▸ Task A
In the passage on Boy Pablo below, who are the members of the touring act, and what does each play?

▸ Document
--- start ---

Boy Pablo (stylized as boy pablo) is the indie pop music project of Chilean–Norwegian singer songwriter Nicolas Muñoz. In the recording studio,  Muñoz writes, records, performs, and produces all of the project's music. As a touring act, Boy Pablo currently consists of Nicolás Muñoz (guitar, vocals), Gabriel Muñoz (lead guitar), Judah Kubendran (bass guitar) and Esteban Muñoz (drums).

Boy Pablo gained attention in late 2017 after the music video for the song "Everytime" gained international popularity on YouTube's algorithm. The duology concept EPs Roy Pablo (2017) and Soy Pablo (2018) were released under Boy Pablo's own independent label 777 MUSIC. Their debut studio album, Wachito Rico was released in October 2020. Out of nominations for six Norwegian Grammy Awards, Boy Pablo has won two, and has additionally been nominated for three GAFFA Awards and one P3 Gull award, having won the latter.

Early life 
Nicolás Pablo Rivera Muñoz (born 29 November 1998) grew up in Bergen after his Chilean parents immigrated to Norway in the 1980s. Born into a musical family as the youngest child, his father and brother were both multi-instrumentalists and helped teach him how to play guitar, drums, bass guitar and piano. He attended secondary school at Kongshaug Upper Secondary School of Music, a music boarding school in nearby Os. He and his parents moved to Os, Hordaland when he started secondary school, two years prior to January 2017.

History

2015–2016: Career beginnings 
Muñoz began the "Boy Pablo" project in December 2015, and released its debut single "Flowers" in January 2016. Boy Pablo played its first-ever gig as a warm-up band for Tellef Raabe (brother of Norwegian singer Sigrid) at Hulen in April 2016. In September 2016, they performed as part of the Vill Vill Vest festival in Bergen. Boy Pablo as a group gained immense national popularity after receiving a Bergenfest scholarship of 35 thousand kroner in November 2016. Alongside this scholarship, the group additionally won their own headlining gig as well as a performance at the 2017 Bergenfest.

--- end ---

▸ Task B
Could you give the stretch of the records from their start through the line containing "field-name: NAME: Shane" as a numbered list, with blank lines left out?

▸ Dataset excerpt
--- start ---

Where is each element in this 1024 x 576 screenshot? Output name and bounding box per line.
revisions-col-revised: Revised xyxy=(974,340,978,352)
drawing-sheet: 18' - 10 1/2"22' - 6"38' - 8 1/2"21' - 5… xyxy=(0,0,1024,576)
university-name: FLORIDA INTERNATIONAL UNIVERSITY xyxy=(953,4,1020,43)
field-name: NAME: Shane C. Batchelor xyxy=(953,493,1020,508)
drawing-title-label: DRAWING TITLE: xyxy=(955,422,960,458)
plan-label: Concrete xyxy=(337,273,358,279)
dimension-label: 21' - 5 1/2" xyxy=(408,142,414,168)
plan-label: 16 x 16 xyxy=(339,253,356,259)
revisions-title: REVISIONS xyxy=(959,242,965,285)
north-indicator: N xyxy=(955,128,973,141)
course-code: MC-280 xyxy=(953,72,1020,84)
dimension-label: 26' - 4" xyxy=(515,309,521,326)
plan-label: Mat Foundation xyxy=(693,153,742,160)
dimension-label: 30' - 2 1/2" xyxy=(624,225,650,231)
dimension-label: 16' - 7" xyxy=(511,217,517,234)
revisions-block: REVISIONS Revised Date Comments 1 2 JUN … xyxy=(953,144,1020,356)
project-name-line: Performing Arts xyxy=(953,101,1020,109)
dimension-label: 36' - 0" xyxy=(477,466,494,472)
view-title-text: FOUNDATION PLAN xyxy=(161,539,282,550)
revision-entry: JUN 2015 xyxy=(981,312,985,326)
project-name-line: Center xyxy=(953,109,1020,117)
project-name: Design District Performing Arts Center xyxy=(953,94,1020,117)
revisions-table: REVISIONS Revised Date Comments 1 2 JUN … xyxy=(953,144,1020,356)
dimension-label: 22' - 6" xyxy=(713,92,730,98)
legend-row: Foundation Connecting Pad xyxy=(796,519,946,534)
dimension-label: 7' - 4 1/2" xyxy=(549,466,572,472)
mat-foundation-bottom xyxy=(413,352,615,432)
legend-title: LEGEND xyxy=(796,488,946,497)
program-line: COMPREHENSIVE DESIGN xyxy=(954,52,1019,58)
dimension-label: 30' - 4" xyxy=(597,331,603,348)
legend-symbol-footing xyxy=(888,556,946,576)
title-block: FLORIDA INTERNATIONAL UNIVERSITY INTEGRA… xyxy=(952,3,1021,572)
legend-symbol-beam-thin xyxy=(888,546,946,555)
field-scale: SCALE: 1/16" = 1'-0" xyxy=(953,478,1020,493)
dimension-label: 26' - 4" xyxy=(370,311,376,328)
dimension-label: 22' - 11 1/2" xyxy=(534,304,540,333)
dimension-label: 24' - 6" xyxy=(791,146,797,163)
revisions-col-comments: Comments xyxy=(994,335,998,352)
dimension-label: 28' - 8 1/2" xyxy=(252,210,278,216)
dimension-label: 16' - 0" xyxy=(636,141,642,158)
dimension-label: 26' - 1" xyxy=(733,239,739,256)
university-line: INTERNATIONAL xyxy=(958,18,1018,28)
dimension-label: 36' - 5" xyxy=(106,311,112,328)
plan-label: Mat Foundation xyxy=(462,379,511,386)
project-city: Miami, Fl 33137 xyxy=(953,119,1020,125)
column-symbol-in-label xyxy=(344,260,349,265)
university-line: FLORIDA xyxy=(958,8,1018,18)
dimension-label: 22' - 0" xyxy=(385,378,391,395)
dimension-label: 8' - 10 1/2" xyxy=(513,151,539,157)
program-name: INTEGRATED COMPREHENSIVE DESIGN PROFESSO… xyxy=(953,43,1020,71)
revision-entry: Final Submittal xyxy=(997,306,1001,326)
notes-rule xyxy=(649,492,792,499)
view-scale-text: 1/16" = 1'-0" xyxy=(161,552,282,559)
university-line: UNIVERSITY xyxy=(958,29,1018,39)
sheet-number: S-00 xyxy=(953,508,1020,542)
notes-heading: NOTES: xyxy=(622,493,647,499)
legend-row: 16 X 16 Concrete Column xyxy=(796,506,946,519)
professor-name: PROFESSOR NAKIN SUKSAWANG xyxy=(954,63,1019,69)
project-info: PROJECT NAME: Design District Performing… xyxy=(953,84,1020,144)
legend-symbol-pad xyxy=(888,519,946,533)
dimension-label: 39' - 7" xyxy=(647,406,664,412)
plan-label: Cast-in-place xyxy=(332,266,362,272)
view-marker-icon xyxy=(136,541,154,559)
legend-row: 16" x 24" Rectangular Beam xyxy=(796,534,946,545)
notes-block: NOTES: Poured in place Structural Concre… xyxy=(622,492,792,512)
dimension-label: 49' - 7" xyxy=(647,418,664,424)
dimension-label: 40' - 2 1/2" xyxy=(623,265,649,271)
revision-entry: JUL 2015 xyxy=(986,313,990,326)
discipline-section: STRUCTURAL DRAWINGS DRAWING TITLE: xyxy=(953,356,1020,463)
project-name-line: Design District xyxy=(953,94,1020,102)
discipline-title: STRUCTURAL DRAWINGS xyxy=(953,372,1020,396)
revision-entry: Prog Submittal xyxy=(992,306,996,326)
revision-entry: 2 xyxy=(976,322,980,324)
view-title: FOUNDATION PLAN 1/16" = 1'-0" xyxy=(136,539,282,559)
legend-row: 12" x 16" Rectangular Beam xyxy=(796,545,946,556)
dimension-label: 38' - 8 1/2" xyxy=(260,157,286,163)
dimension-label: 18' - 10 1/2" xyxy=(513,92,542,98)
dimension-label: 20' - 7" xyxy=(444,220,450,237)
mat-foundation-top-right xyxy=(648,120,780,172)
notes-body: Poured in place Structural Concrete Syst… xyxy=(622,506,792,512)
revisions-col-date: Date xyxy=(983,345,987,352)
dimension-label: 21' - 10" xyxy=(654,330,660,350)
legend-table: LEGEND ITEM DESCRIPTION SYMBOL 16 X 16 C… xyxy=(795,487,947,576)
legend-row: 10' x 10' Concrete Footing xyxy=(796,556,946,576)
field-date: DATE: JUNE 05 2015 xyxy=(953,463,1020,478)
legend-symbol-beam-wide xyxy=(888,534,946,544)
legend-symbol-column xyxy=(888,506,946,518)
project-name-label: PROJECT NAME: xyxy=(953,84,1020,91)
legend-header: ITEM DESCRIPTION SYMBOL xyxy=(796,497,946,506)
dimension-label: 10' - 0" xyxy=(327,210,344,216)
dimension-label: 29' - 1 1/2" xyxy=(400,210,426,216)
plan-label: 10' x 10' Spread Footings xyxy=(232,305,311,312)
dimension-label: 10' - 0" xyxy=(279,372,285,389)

--- end ---

▸ Worked answer A
- Nicolás Muñoz: guitar, vocals
- Gabriel Muñoz: lead guitar
- Judah Kubendran: bass guitar
- Esteban Muñoz: drums

▸ Worked answer B
1. Where is each element in this 1024 x 576 screenshot? Output name and bounding box per line.
2. revisions-col-revised: Revised xyxy=(974,340,978,352)
3. drawing-sheet: 18' - 10 1/2"22' - 6"38' - 8 1/2"21' - 5… xyxy=(0,0,1024,576)
4. university-name: FLORIDA INTERNATIONAL UNIVERSITY xyxy=(953,4,1020,43)
5. field-name: NAME: Shane C. Batchelor xyxy=(953,493,1020,508)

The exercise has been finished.